** begin GIVEN DATA **
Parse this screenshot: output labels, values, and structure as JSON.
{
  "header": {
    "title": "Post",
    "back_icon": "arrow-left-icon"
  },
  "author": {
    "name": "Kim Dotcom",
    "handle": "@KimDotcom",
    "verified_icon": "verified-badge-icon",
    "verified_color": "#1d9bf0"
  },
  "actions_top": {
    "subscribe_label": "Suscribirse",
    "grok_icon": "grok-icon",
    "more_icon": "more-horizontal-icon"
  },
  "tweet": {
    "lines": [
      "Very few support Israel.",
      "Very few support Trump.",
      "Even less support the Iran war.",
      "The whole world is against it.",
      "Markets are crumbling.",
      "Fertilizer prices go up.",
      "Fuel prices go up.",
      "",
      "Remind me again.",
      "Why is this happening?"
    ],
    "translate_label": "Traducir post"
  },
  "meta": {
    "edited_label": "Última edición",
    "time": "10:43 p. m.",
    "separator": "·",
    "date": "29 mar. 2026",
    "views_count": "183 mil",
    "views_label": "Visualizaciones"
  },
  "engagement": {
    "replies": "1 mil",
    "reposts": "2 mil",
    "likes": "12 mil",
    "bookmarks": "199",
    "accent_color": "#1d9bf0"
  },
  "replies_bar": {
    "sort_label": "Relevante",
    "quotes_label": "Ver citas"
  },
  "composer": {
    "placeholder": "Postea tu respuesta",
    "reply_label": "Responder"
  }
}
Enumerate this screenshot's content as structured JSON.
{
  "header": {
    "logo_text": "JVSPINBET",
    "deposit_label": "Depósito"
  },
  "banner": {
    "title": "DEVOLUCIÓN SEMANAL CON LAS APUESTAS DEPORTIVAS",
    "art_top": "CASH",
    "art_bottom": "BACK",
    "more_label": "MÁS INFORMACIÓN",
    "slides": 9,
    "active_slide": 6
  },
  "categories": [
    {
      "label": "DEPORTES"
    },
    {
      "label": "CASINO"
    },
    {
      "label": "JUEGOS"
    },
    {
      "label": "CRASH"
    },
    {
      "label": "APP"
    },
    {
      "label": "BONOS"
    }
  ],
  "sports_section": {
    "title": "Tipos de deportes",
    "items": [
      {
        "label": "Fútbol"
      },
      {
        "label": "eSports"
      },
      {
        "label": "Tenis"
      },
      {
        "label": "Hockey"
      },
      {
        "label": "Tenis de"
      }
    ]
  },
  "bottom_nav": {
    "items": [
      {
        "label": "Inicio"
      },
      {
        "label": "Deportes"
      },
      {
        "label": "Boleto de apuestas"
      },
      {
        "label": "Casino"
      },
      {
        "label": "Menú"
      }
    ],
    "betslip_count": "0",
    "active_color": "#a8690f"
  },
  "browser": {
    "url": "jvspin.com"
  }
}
** end GIVEN DATA **
### TASK
Retype each record exactly, leaving nothing out.

### THE REPLY
Parse this screenshot: output labels, values, and structure as JSON.
{
  "header": {
    "title": "Post",
    "back_icon": "arrow-left-icon"
  },
  "author": {
    "name": "Kim Dotcom",
    "handle": "@KimDotcom",
    "verified_icon": "verified-badge-icon",
    "verified_color": "#1d9bf0"
  },
  "actions_top": {
    "subscribe_label": "Suscribirse",
    "grok_icon": "grok-icon",
    "more_icon": "more-horizontal-icon"
  },
  "tweet": {
    "lines": [
      "Very few support Israel.",
      "Very few support Trump.",
      "Even less support the Iran war.",
      "The whole world is against it.",
      "Markets are crumbling.",
      "Fertilizer prices go up.",
      "Fuel prices go up.",
      "",
      "Remind me again.",
      "Why is this happening?"
    ],
    "translate_label": "Traducir post"
  },
  "meta": {
    "edited_label": "Última edición",
    "time": "10:43 p. m.",
    "separator": "·",
    "date": "29 mar. 2026",
    "views_count": "183 mil",
    "views_label": "Visualizaciones"
  },
  "engagement": {
    "replies": "1 mil",
    "reposts": "2 mil",
    "likes": "12 mil",
    "bookmarks": "199",
    "accent_color": "#1d9bf0"
  },
  "replies_bar": {
    "sort_label": "Relevante",
    "quotes_label": "Ver citas"
  },
  "composer": {
    "placeholder": "Postea tu respuesta",
    "reply_label": "Responder"
  }
}
Enumerate this screenshot's content as structured JSON.
{
  "header": {
    "logo_text": "JVSPINBET",
    "deposit_label": "Depósito"
  },
  "banner": {
    "title": "DEVOLUCIÓN SEMANAL CON LAS APUESTAS DEPORTIVAS",
    "art_top": "CASH",
    "art_bottom": "BACK",
    "more_label": "MÁS INFORMACIÓN",
    "slides": 9,
    "active_slide": 6
  },
  "categories": [
    {
      "label": "DEPORTES"
    },
    {
      "label": "CASINO"
    },
    {
      "label": "JUEGOS"
    },
    {
      "label": "CRASH"
    },
    {
      "label": "APP"
    },
    {
      "label": "BONOS"
    }
  ],
  "sports_section": {
    "title": "Tipos de deportes",
    "items": [
      {
        "label": "Fútbol"
      },
      {
        "label": "eSports"
      },
      {
        "label": "Tenis"
      },
      {
        "label": "Hockey"
      },
      {
        "label": "Tenis de"
      }
    ]
  },
  "bottom_nav": {
    "items": [
      {
        "label": "Inicio"
      },
      {
        "label": "Deportes"
      },
      {
        "label": "Boleto de apuestas"
      },
      {
        "label": "Casino"
      },
      {
        "label": "Menú"
      }
    ],
    "betslip_count": "0",
    "active_color": "#a8690f"
  },
  "browser": {
    "url": "jvspin.com"
  }
}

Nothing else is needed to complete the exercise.